**Stated exercise:** Write the material out again exactly.

**Records supplied:**
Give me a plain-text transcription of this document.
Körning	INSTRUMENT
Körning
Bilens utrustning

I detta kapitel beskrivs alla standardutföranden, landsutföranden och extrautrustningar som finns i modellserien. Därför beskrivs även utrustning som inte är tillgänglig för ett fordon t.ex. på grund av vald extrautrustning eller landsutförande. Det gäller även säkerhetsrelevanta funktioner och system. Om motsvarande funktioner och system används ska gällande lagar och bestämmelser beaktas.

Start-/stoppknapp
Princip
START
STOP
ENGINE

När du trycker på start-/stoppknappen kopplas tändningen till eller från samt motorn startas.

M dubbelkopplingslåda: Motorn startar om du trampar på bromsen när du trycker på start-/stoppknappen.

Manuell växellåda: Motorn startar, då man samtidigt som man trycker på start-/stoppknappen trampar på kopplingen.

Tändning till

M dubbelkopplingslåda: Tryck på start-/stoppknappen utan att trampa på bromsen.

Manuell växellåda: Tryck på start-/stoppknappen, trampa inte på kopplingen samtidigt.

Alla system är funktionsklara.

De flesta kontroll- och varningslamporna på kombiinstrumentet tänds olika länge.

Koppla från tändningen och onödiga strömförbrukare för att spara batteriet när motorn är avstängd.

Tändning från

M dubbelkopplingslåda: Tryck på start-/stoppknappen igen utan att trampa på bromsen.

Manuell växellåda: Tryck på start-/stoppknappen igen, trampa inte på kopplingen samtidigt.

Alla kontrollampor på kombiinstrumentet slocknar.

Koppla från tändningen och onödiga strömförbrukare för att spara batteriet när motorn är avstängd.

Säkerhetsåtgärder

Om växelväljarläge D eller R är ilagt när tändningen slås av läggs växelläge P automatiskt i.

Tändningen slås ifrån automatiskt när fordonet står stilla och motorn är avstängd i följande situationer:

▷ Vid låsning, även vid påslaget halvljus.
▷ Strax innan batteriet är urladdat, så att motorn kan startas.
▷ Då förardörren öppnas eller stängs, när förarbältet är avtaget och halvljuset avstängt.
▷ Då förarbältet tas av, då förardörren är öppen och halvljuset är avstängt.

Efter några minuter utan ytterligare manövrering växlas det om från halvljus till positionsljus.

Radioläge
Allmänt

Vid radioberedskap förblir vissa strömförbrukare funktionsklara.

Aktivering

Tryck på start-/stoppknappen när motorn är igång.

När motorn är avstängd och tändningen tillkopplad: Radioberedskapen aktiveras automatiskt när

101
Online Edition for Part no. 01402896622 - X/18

**Task result:**
Give me a plain-text transcription of this document.
Körning	INSTRUMENT
Körning
Bilens utrustning

I detta kapitel beskrivs alla standardutföranden, landsutföranden och extrautrustningar som finns i modellserien. Därför beskrivs även utrustning som inte är tillgänglig för ett fordon t.ex. på grund av vald extrautrustning eller landsutförande. Det gäller även säkerhetsrelevanta funktioner och system. Om motsvarande funktioner och system används ska gällande lagar och bestämmelser beaktas.

Start-/stoppknapp
Princip
START
STOP
ENGINE

När du trycker på start-/stoppknappen kopplas tändningen till eller från samt motorn startas.

M dubbelkopplingslåda: Motorn startar om du trampar på bromsen när du trycker på start-/stoppknappen.

Manuell växellåda: Motorn startar, då man samtidigt som man trycker på start-/stoppknappen trampar på kopplingen.

Tändning till

M dubbelkopplingslåda: Tryck på start-/stoppknappen utan att trampa på bromsen.

Manuell växellåda: Tryck på start-/stoppknappen, trampa inte på kopplingen samtidigt.

Alla system är funktionsklara.

De flesta kontroll- och varningslamporna på kombiinstrumentet tänds olika länge.

Koppla från tändningen och onödiga strömförbrukare för att spara batteriet när motorn är avstängd.

Tändning från

M dubbelkopplingslåda: Tryck på start-/stoppknappen igen utan att trampa på bromsen.

Manuell växellåda: Tryck på start-/stoppknappen igen, trampa inte på kopplingen samtidigt.

Alla kontrollampor på kombiinstrumentet slocknar.

Koppla från tändningen och onödiga strömförbrukare för att spara batteriet när motorn är avstängd.

Säkerhetsåtgärder

Om växelväljarläge D eller R är ilagt när tändningen slås av läggs växelläge P automatiskt i.

Tändningen slås ifrån automatiskt när fordonet står stilla och motorn är avstängd i följande situationer:

▷ Vid låsning, även vid påslaget halvljus.
▷ Strax innan batteriet är urladdat, så att motorn kan startas.
▷ Då förardörren öppnas eller stängs, när förarbältet är avtaget och halvljuset avstängt.
▷ Då förarbältet tas av, då förardörren är öppen och halvljuset är avstängt.

Efter några minuter utan ytterligare manövrering växlas det om från halvljus till positionsljus.

Radioläge
Allmänt

Vid radioberedskap förblir vissa strömförbrukare funktionsklara.

Aktivering

Tryck på start-/stoppknappen när motorn är igång.

När motorn är avstängd och tändningen tillkopplad: Radioberedskapen aktiveras automatiskt när

101
Online Edition for Part no. 01402896622 - X/18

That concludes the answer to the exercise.